Update the lines from the one containing "pagination-dot[interactable] [331,463,341,473]" through the one containing "pagination-dot[interactable] [285,463,295,473]" by changing "pagination-dot" to "carousel-dot" and leaving everything else untouched. Return only those lines.

##############################

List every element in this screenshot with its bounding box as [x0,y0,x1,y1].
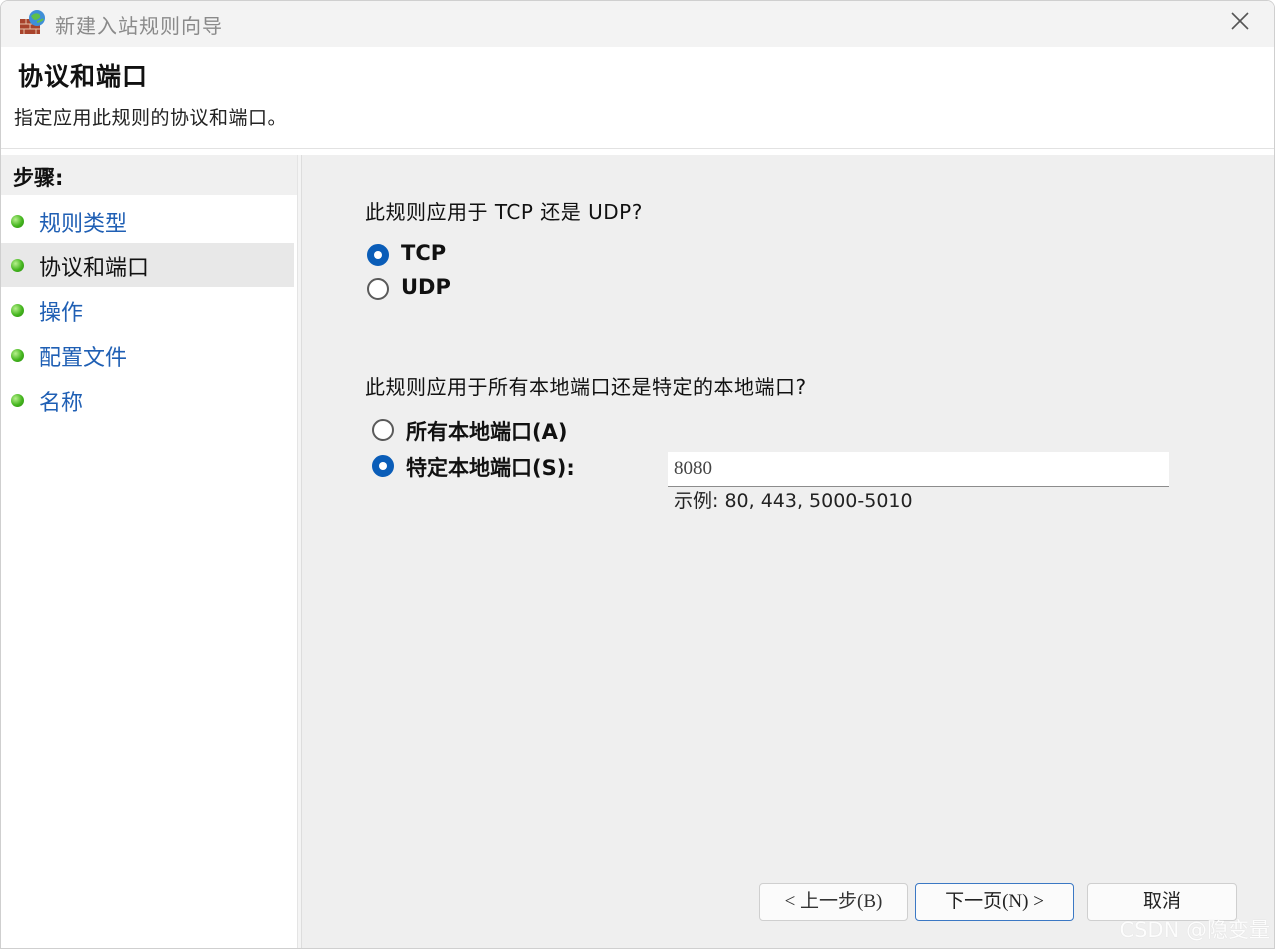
steps-label: 步骤: [13,166,64,190]
steps-sidebar: 步骤: 规则类型 协议和端口 操作 配置文件 名称 [1,155,297,948]
radio-circle [367,244,389,266]
green-dot-icon [11,215,24,228]
steps-header: 步骤: [1,155,297,195]
port-input[interactable] [668,452,1169,487]
port-question: 此规则应用于所有本地端口还是特定的本地端口? [365,375,807,399]
page-title: 协议和端口 [18,62,149,91]
close-icon [1231,12,1249,30]
wizard-header: 协议和端口 指定应用此规则的协议和端口。 [1,47,1274,149]
radio-circle [372,419,394,441]
next-button[interactable]: 下一页(N) > [915,883,1074,921]
firewall-icon [20,10,45,34]
sidebar-item-label: 操作 [39,301,84,326]
radio-circle [372,455,394,477]
sidebar-item-label: 规则类型 [39,212,128,237]
specific-local-ports-label: 特定本地端口(S): [406,456,575,480]
sidebar-item-protocol-port[interactable]: 协议和端口 [1,243,294,287]
green-dot-icon [11,259,24,272]
sidebar-item-action[interactable]: 操作 [1,288,294,332]
sidebar-item-label: 名称 [39,391,84,416]
sidebar-item-label: 协议和端口 [39,256,150,281]
sidebar-item-name[interactable]: 名称 [1,378,294,422]
watermark: CSDN @隐变量 [1119,918,1270,942]
all-local-ports-label: 所有本地端口(A) [406,420,568,444]
close-button[interactable] [1216,1,1262,45]
green-dot-icon [11,394,24,407]
green-dot-icon [11,349,24,362]
protocol-question: 此规则应用于 TCP 还是 UDP? [365,200,643,224]
sidebar-item-profile[interactable]: 配置文件 [1,333,294,377]
title-bar[interactable]: 新建入站规则向导 [1,1,1274,47]
radio-circle [367,278,389,300]
green-dot-icon [11,304,24,317]
tcp-radio-label: TCP [401,241,447,265]
main-content: 此规则应用于 TCP 还是 UDP? TCP UDP 此规则应用于所有本地端口还… [302,155,1274,948]
udp-radio-label: UDP [401,275,451,299]
sidebar-item-label: 配置文件 [39,346,128,371]
wizard-window: 新建入站规则向导 协议和端口 指定应用此规则的协议和端口。 步骤: 规则类型 协… [0,0,1275,949]
page-subtitle: 指定应用此规则的协议和端口。 [14,107,288,129]
sidebar-item-rule-type[interactable]: 规则类型 [1,199,294,243]
port-example-hint: 示例: 80, 443, 5000-5010 [674,490,913,512]
back-button[interactable]: < 上一步(B) [759,883,908,921]
window-title: 新建入站规则向导 [55,14,223,38]
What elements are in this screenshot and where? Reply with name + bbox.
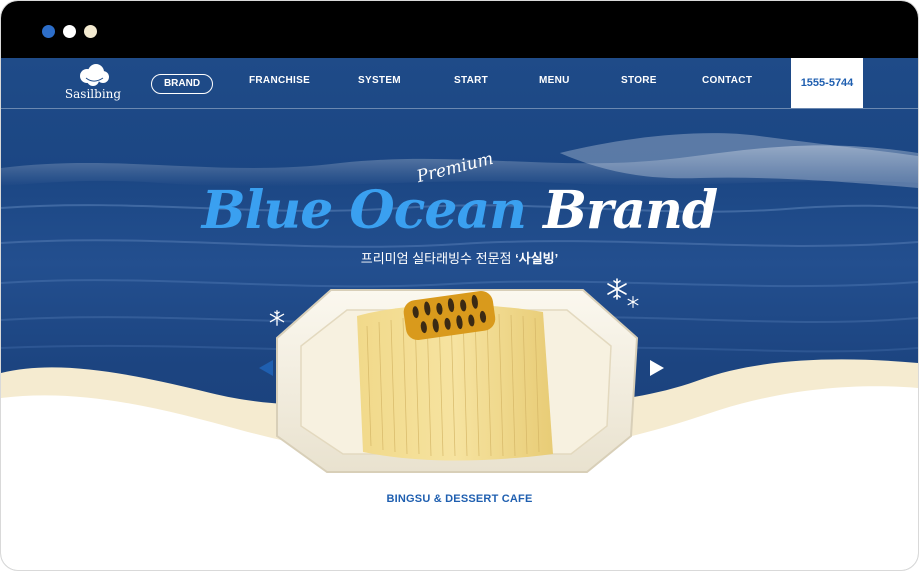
subtitle-highlight: ‘사실빙’ [515, 251, 559, 266]
window-dot-white[interactable] [63, 25, 76, 38]
window-dot-blue[interactable] [42, 25, 55, 38]
bingsu-plate-image [276, 289, 639, 473]
brand-logo-text: Sasilbing [64, 87, 122, 101]
nav-item-system[interactable]: SYSTEM [358, 75, 401, 86]
nav-item-franchise[interactable]: FRANCHISE [249, 75, 310, 86]
browser-frame: Sasilbing BRAND FRANCHISE SYSTEM START M… [0, 0, 919, 571]
hero-headline: Blue Ocean Brand [1, 180, 918, 241]
nav-item-start[interactable]: START [454, 75, 488, 86]
arrow-right-icon[interactable] [650, 360, 664, 376]
cloud-logo-icon [80, 64, 109, 86]
hero-section: Sasilbing BRAND FRANCHISE SYSTEM START M… [1, 58, 918, 570]
hero-tagline: BINGSU & DESSERT CAFE [386, 493, 533, 505]
hero-subtitle: 프리미엄 실타래빙수 전문점 ‘사실빙’ [1, 248, 918, 267]
nav-item-brand[interactable]: BRAND [151, 74, 213, 94]
headline-blue-part: Blue Ocean [201, 180, 527, 241]
nav-item-menu[interactable]: MENU [539, 75, 570, 86]
nav-item-store[interactable]: STORE [621, 75, 657, 86]
headline-white-part: Brand [543, 180, 718, 241]
window-titlebar [1, 1, 918, 58]
main-navigation: Sasilbing BRAND FRANCHISE SYSTEM START M… [1, 58, 918, 109]
arrow-left-icon[interactable] [259, 360, 273, 376]
nav-item-contact[interactable]: CONTACT [702, 75, 752, 86]
phone-number-button[interactable]: 1555-5744 [791, 58, 863, 108]
window-dot-cream[interactable] [84, 25, 97, 38]
brand-logo[interactable]: Sasilbing [63, 64, 123, 104]
subtitle-text: 프리미엄 실타래빙수 전문점 [360, 251, 516, 266]
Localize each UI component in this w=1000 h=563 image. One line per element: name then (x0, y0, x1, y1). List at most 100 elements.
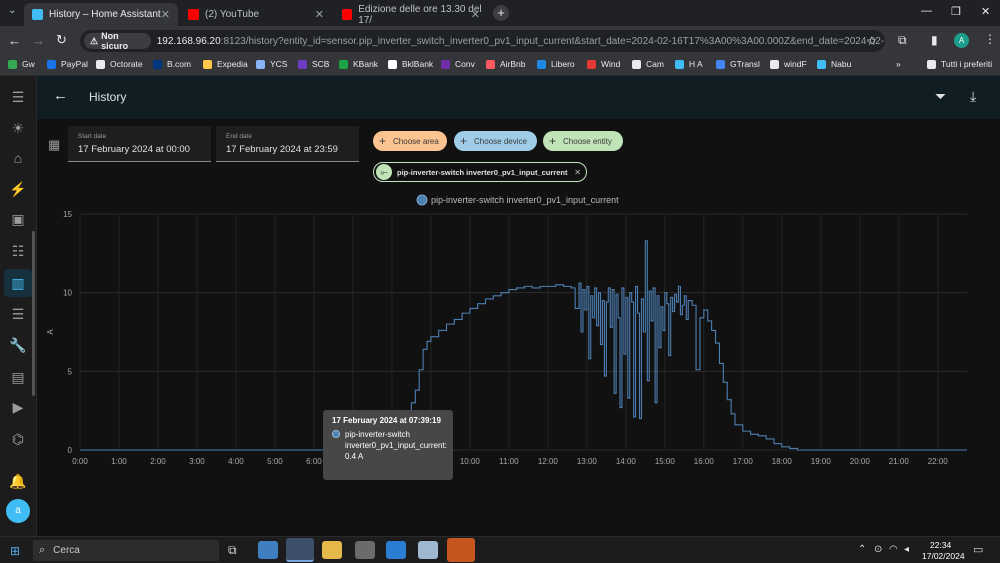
file-explorer-icon[interactable] (322, 541, 342, 559)
bookmark-ycs[interactable]: YCS (256, 59, 287, 69)
tab-history[interactable]: History – Home Assistant ✕ (24, 3, 178, 26)
bookmark-favicon-icon (298, 59, 307, 69)
choose-area-chip[interactable]: + Choose area (373, 131, 447, 151)
outlook-icon[interactable] (386, 541, 406, 559)
task-view-icon[interactable]: ⧉ (228, 543, 237, 558)
bookmark-gw[interactable]: Gw (8, 59, 35, 69)
hacs-icon[interactable]: ▤ (9, 368, 27, 386)
clock-time[interactable]: 22:34 (930, 540, 951, 550)
logbook-icon[interactable]: ▣ (9, 210, 27, 228)
bookmark-airbnb[interactable]: AirBnb (486, 59, 526, 69)
server-icon[interactable]: ☰ (9, 305, 27, 323)
list-icon[interactable]: ☷ (9, 242, 27, 260)
history-chart[interactable]: pip-inverter-switch inverter0_pv1_input_… (37, 186, 1000, 511)
menu-icon[interactable]: ☰ (9, 88, 27, 106)
tab-search-icon[interactable]: ⌄ (8, 5, 16, 16)
bookmark-nabu[interactable]: Nabu (817, 59, 851, 69)
bookmark-favicon-icon (441, 59, 450, 69)
bookmark-favicon-icon (388, 59, 397, 69)
profile-avatar[interactable]: A (954, 33, 969, 48)
maximize-icon[interactable]: ❐ (951, 5, 961, 18)
security-chip[interactable]: ⚠ Non sicuro (84, 31, 151, 51)
tab-title: Edizione delle ore 13.30 del 17/ (358, 3, 482, 26)
tab-news[interactable]: Edizione delle ore 13.30 del 17/ ✕ (334, 3, 488, 26)
browser-tab-bar: ⌄ History – Home Assistant ✕ (2) YouTube… (0, 0, 1000, 26)
bookmark-favicon-icon (486, 59, 495, 69)
chrome-icon[interactable] (286, 538, 314, 562)
bookmark-favicon-icon (632, 59, 641, 69)
clock-date[interactable]: 17/02/2024 (922, 551, 965, 561)
choose-device-chip[interactable]: + Choose device (454, 131, 537, 151)
network-icon[interactable]: ⌬ (9, 430, 27, 448)
start-date-field[interactable]: Start date 17 February 2024 at 00:00 (68, 126, 211, 162)
bookmark-libero[interactable]: Libero (537, 59, 575, 69)
x-tick-label: 6:00 (306, 457, 322, 466)
extensions-icon[interactable]: ⧉ (898, 33, 907, 48)
lightning-icon[interactable]: ⚡ (9, 180, 27, 198)
bookmark-wind[interactable]: Wind (587, 59, 620, 69)
wrench-icon[interactable]: 🔧 (9, 336, 27, 354)
bookmark-paypal[interactable]: PayPal (47, 59, 88, 69)
notepad-icon[interactable] (418, 541, 438, 559)
address-bar[interactable]: ⚠ Non sicuro 192.168.96.20 :8123/history… (80, 30, 885, 52)
back-icon[interactable]: ← (8, 33, 21, 48)
reload-icon[interactable]: ↻ (56, 32, 67, 48)
download-icon[interactable]: ⤓ (970, 88, 976, 105)
sidepanel-icon[interactable]: ▮ (931, 33, 938, 47)
bookmark-scb[interactable]: SCB (298, 59, 329, 69)
close-tab-icon[interactable]: ✕ (315, 8, 324, 21)
energy-icon[interactable]: ☀ (9, 119, 27, 137)
network-tray-icon[interactable]: ⊙ (874, 544, 882, 555)
taskbar-search-box[interactable]: ⌕ Cerca (33, 540, 219, 561)
bell-icon[interactable]: 🔔 (9, 472, 27, 490)
notifications-icon[interactable]: ▭ (973, 543, 983, 556)
bookmark-expedia[interactable]: Expedia (203, 59, 248, 69)
user-avatar[interactable]: a (6, 499, 30, 523)
menu-icon[interactable]: ⋮ (984, 32, 996, 46)
choose-entity-chip[interactable]: + Choose entity (543, 131, 623, 151)
end-date-field[interactable]: End date 17 February 2024 at 23:59 (216, 126, 359, 162)
bookmark-b-com[interactable]: B.com (153, 59, 191, 69)
remove-chip-icon[interactable]: ✕ (574, 168, 581, 177)
close-window-icon[interactable]: ✕ (981, 5, 990, 18)
calendar-icon[interactable]: ▦ (48, 137, 60, 153)
bookmark-gtransl[interactable]: GTransl (716, 59, 760, 69)
x-tick-label: 3:00 (189, 457, 205, 466)
filter-remove-icon[interactable]: ⏷ (935, 88, 946, 105)
wifi-icon[interactable]: ◠ (889, 544, 898, 555)
bookmark-bklbank[interactable]: BklBank (388, 59, 433, 69)
bookmark-cam[interactable]: Cam (632, 59, 664, 69)
sidebar-scrollbar[interactable] (32, 231, 35, 396)
volume-icon[interactable]: ◂ (904, 544, 909, 555)
bookmark-windf[interactable]: windF (770, 59, 807, 69)
minimize-icon[interactable]: — (921, 5, 932, 17)
series-line[interactable] (80, 240, 967, 451)
bookmarks-overflow-icon[interactable]: » (896, 59, 901, 69)
windows-start-icon[interactable]: ⊞ (10, 544, 20, 558)
new-tab-button[interactable]: + (493, 5, 509, 21)
calculator-icon[interactable] (355, 541, 375, 559)
x-tick-label: 12:00 (538, 457, 559, 466)
warning-icon: ⚠ (90, 35, 99, 46)
home-icon[interactable]: ⌂ (9, 149, 27, 167)
bookmark-h-a[interactable]: H A (675, 59, 703, 69)
forward-icon[interactable]: → (32, 33, 45, 48)
bookmark-conv[interactable]: Conv (441, 59, 475, 69)
tab-youtube[interactable]: (2) YouTube ✕ (180, 3, 332, 26)
media-icon[interactable]: ▶ (9, 398, 27, 416)
close-tab-icon[interactable]: ✕ (471, 8, 480, 21)
star-icon[interactable]: ☆ (866, 34, 877, 48)
back-arrow-icon[interactable]: ← (53, 87, 68, 104)
bookmark-kbank[interactable]: KBank (339, 59, 378, 69)
tray-chevron-icon[interactable]: ⌃ (858, 544, 866, 555)
x-tick-label: 17:00 (733, 457, 754, 466)
mail-app-icon[interactable] (258, 541, 278, 559)
chart-icon[interactable]: ▥ (9, 274, 27, 292)
chip-label: Choose entity (563, 136, 612, 146)
all-bookmarks-button[interactable]: Tutti i preferiti (927, 59, 992, 69)
close-tab-icon[interactable]: ✕ (161, 8, 170, 21)
app-icon[interactable] (447, 538, 475, 562)
selected-entity-chip[interactable]: ⟜ pip-inverter-switch inverter0_pv1_inpu… (373, 162, 587, 182)
bookmark-octorate[interactable]: Octorate (96, 59, 143, 69)
chart-legend[interactable]: pip-inverter-switch inverter0_pv1_input_… (416, 194, 619, 206)
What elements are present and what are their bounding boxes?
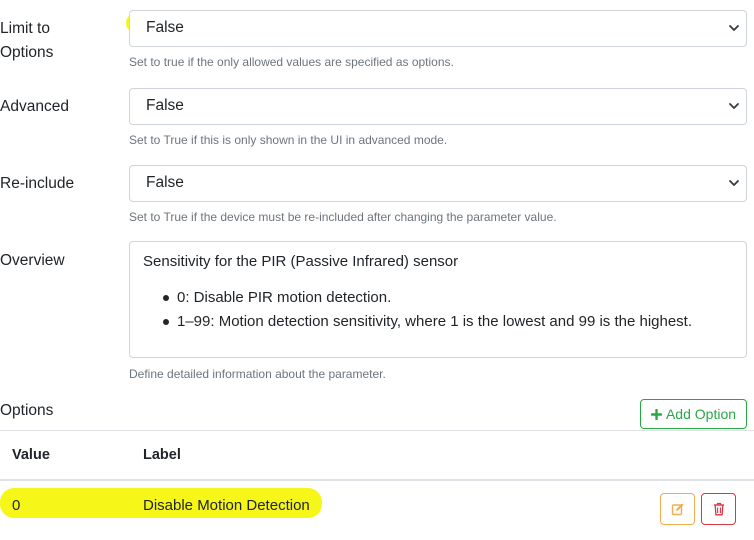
add-option-label: Add Option: [665, 406, 737, 422]
limit-to-options-value: False: [146, 19, 184, 36]
advanced-select[interactable]: False: [129, 88, 747, 125]
edit-icon: [671, 503, 683, 516]
advanced-label: Advanced: [0, 98, 69, 115]
options-label: Options: [0, 402, 54, 419]
advanced-value: False: [146, 97, 184, 114]
option-row-label: Disable Motion Detection: [143, 497, 310, 514]
overview-bullet: 1–99: Motion detection sensitivity, wher…: [163, 310, 733, 334]
column-header-value: Value: [12, 447, 50, 463]
table-header-border: [0, 479, 754, 481]
reinclude-help: Set to True if the device must be re-inc…: [129, 210, 557, 224]
overview-bullet-list: 0: Disable PIR motion detection. 1–99: M…: [143, 286, 733, 334]
limit-to-options-label: Limit to Options: [0, 17, 53, 65]
reinclude-select[interactable]: False: [129, 165, 747, 202]
edit-option-button[interactable]: [660, 493, 695, 525]
overview-editor[interactable]: Sensitivity for the PIR (Passive Infrare…: [129, 241, 747, 358]
reinclude-label: Re-include: [0, 175, 75, 192]
limit-to-options-help: Set to true if the only allowed values a…: [129, 55, 454, 69]
plus-icon: [650, 408, 662, 420]
overview-label: Overview: [0, 252, 65, 269]
limit-to-options-label-line2: Options: [0, 44, 54, 61]
parameter-editor: Limit to Options False Set to true if th…: [0, 0, 754, 540]
table-top-border: [0, 430, 754, 431]
column-header-label: Label: [143, 447, 181, 463]
overview-help: Define detailed information about the pa…: [129, 367, 386, 381]
reinclude-value: False: [146, 174, 184, 191]
limit-to-options-select[interactable]: False: [129, 10, 747, 47]
chevron-down-icon: [729, 180, 739, 186]
overview-bullet: 0: Disable PIR motion detection.: [163, 286, 733, 310]
limit-to-options-label-line1: Limit to: [0, 20, 50, 37]
delete-option-button[interactable]: [701, 493, 736, 525]
advanced-help: Set to True if this is only shown in the…: [129, 133, 448, 147]
add-option-button[interactable]: Add Option: [640, 399, 747, 429]
overview-heading: Sensitivity for the PIR (Passive Infrare…: [143, 253, 459, 270]
option-row-value: 0: [12, 497, 21, 514]
trash-icon: [713, 502, 724, 516]
chevron-down-icon: [729, 25, 739, 31]
chevron-down-icon: [729, 103, 739, 109]
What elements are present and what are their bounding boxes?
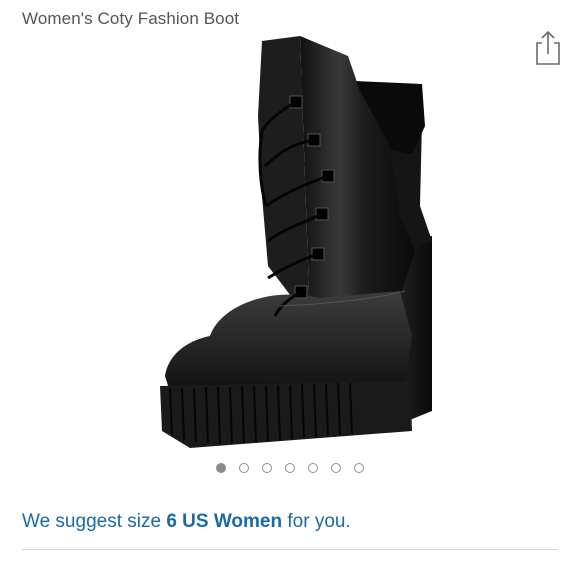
pagination-dot[interactable] [331,463,341,473]
product-title: Women's Coty Fashion Boot [22,9,240,28]
pagination-dot[interactable] [354,463,364,473]
divider [22,549,558,550]
size-suggestion-prefix: We suggest size [22,511,167,532]
boot-image [160,36,432,448]
pagination-dot[interactable] [262,463,272,473]
product-image[interactable] [150,36,440,448]
pagination-dot[interactable] [239,463,249,473]
share-icon [536,30,560,65]
size-suggestion-suffix: for you. [282,511,351,532]
pagination-dot[interactable] [216,463,226,473]
pagination-dot[interactable] [308,463,318,473]
pagination-dot[interactable] [285,463,295,473]
share-button[interactable] [534,30,562,66]
suggested-size: 6 US Women [166,511,283,532]
size-suggestion[interactable]: We suggest size 6 US Women for you. [22,511,351,533]
image-pagination [0,463,580,473]
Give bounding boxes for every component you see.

##############################

## Written answer:
carousel-dot[interactable] [331,463,341,473]
product-title: Women's Coty Fashion Boot [22,9,240,28]
carousel-dot[interactable] [354,463,364,473]
divider [22,549,558,550]
size-suggestion-prefix: We suggest size [22,511,167,532]
boot-image [160,36,432,448]
carousel-dot[interactable] [262,463,272,473]
product-image[interactable] [150,36,440,448]
carousel-dot[interactable] [239,463,249,473]
share-icon [536,30,560,65]
size-suggestion-suffix: for you. [282,511,351,532]
carousel-dot[interactable] [216,463,226,473]
carousel-dot[interactable] [308,463,318,473]
carousel-dot[interactable] [285,463,295,473]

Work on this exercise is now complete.